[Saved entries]
····················
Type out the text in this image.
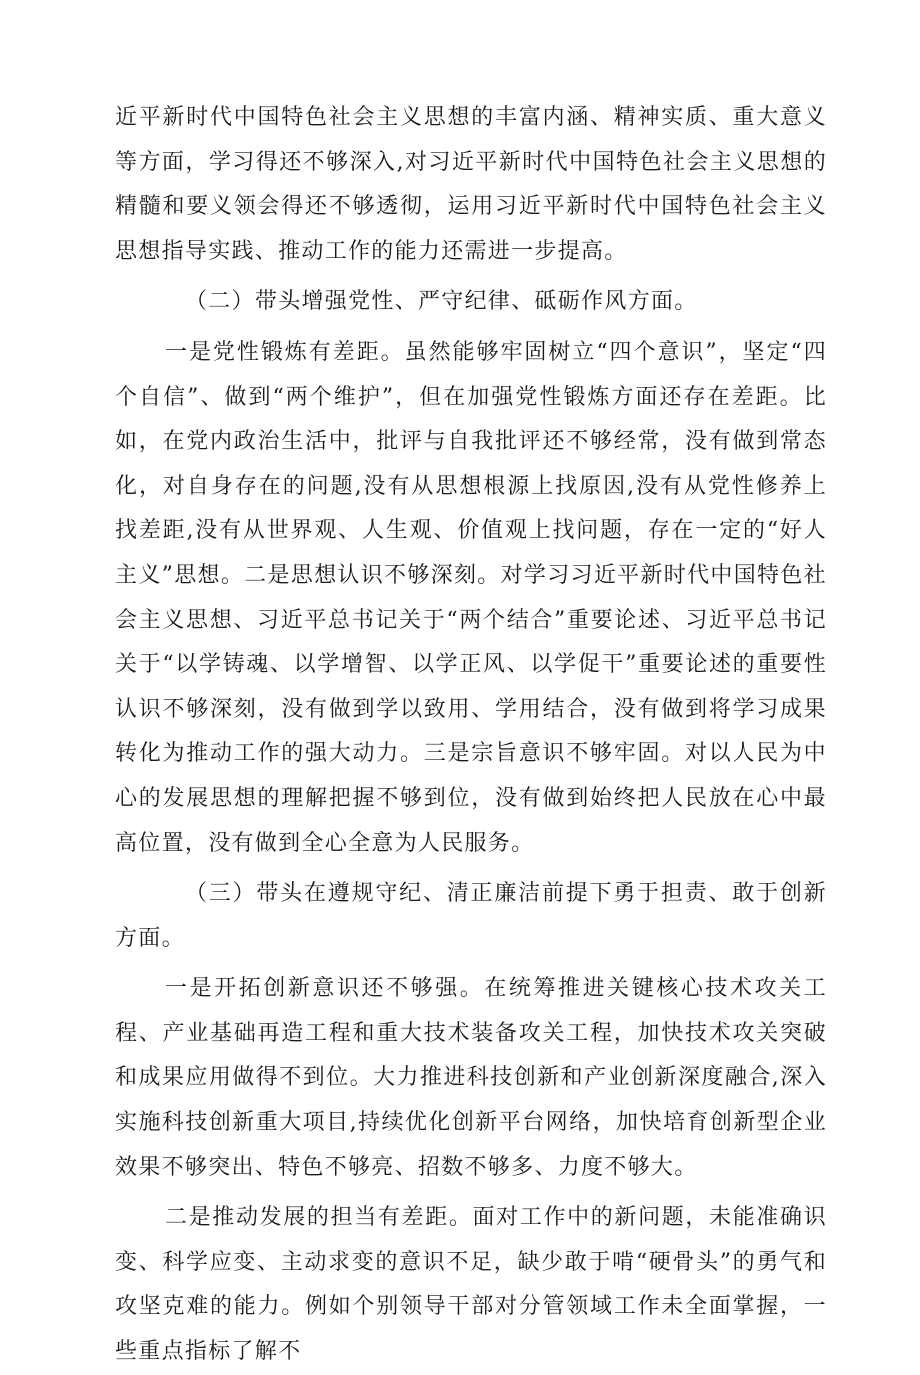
近平新时代中国特色社会主义思想的丰富内涵、精神实质、重大意义等方面，学习得还不够深入,对习近平新时代中国特色社会主义思想的精髓和要义领会得还不够透彻，运用习近平新时代中国特色社会主义思想指导实践、推动工作的能力还需进一步提高。

（二）带头增强党性、严守纪律、砥砺作风方面。

一是党性锻炼有差距。虽然能够牢固树立“四个意识”，坚定“四个自信”、做到“两个维护”，但在加强党性锻炼方面还存在差距。比如，在党内政治生活中，批评与自我批评还不够经常，没有做到常态化，对自身存在的问题,没有从思想根源上找原因,没有从党性修养上找差距,没有从世界观、人生观、价值观上找问题，存在一定的“好人主义”思想。二是思想认识不够深刻。对学习习近平新时代中国特色社会主义思想、习近平总书记关于“两个结合”重要论述、习近平总书记关于“以学铸魂、以学增智、以学正风、以学促干”重要论述的重要性认识不够深刻，没有做到学以致用、学用结合，没有做到将学习成果转化为推动工作的强大动力。三是宗旨意识不够牢固。对以人民为中心的发展思想的理解把握不够到位，没有做到始终把人民放在心中最高位置，没有做到全心全意为人民服务。

（三）带头在遵规守纪、清正廉洁前提下勇于担责、敢于创新方面。

一是开拓创新意识还不够强。在统筹推进关键核心技术攻关工程、产业基础再造工程和重大技术装备攻关工程，加快技术攻关突破和成果应用做得不到位。大力推进科技创新和产业创新深度融合,深入实施科技创新重大项目,持续优化创新平台网络，加快培育创新型企业效果不够突出、特色不够亮、招数不够多、力度不够大。

二是推动发展的担当有差距。面对工作中的新问题，未能准确识变、科学应变、主动求变的意识不足，缺少敢于啃“硬骨头”的勇气和攻坚克难的能力。例如个别领导干部对分管领域工作未全面掌握，一些重点指标了解不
····················
◆ **Exercise task**
From the entries above, output every line exactly and omit any image.

◆ **Exercise solution**
Type out the text in this image.
近平新时代中国特色社会主义思想的丰富内涵、精神实质、重大意义等方面，学习得还不够深入,对习近平新时代中国特色社会主义思想的精髓和要义领会得还不够透彻，运用习近平新时代中国特色社会主义思想指导实践、推动工作的能力还需进一步提高。

（二）带头增强党性、严守纪律、砥砺作风方面。

一是党性锻炼有差距。虽然能够牢固树立“四个意识”，坚定“四个自信”、做到“两个维护”，但在加强党性锻炼方面还存在差距。比如，在党内政治生活中，批评与自我批评还不够经常，没有做到常态化，对自身存在的问题,没有从思想根源上找原因,没有从党性修养上找差距,没有从世界观、人生观、价值观上找问题，存在一定的“好人主义”思想。二是思想认识不够深刻。对学习习近平新时代中国特色社会主义思想、习近平总书记关于“两个结合”重要论述、习近平总书记关于“以学铸魂、以学增智、以学正风、以学促干”重要论述的重要性认识不够深刻，没有做到学以致用、学用结合，没有做到将学习成果转化为推动工作的强大动力。三是宗旨意识不够牢固。对以人民为中心的发展思想的理解把握不够到位，没有做到始终把人民放在心中最高位置，没有做到全心全意为人民服务。

（三）带头在遵规守纪、清正廉洁前提下勇于担责、敢于创新方面。

一是开拓创新意识还不够强。在统筹推进关键核心技术攻关工程、产业基础再造工程和重大技术装备攻关工程，加快技术攻关突破和成果应用做得不到位。大力推进科技创新和产业创新深度融合,深入实施科技创新重大项目,持续优化创新平台网络，加快培育创新型企业效果不够突出、特色不够亮、招数不够多、力度不够大。

二是推动发展的担当有差距。面对工作中的新问题，未能准确识变、科学应变、主动求变的意识不足，缺少敢于啃“硬骨头”的勇气和攻坚克难的能力。例如个别领导干部对分管领域工作未全面掌握，一些重点指标了解不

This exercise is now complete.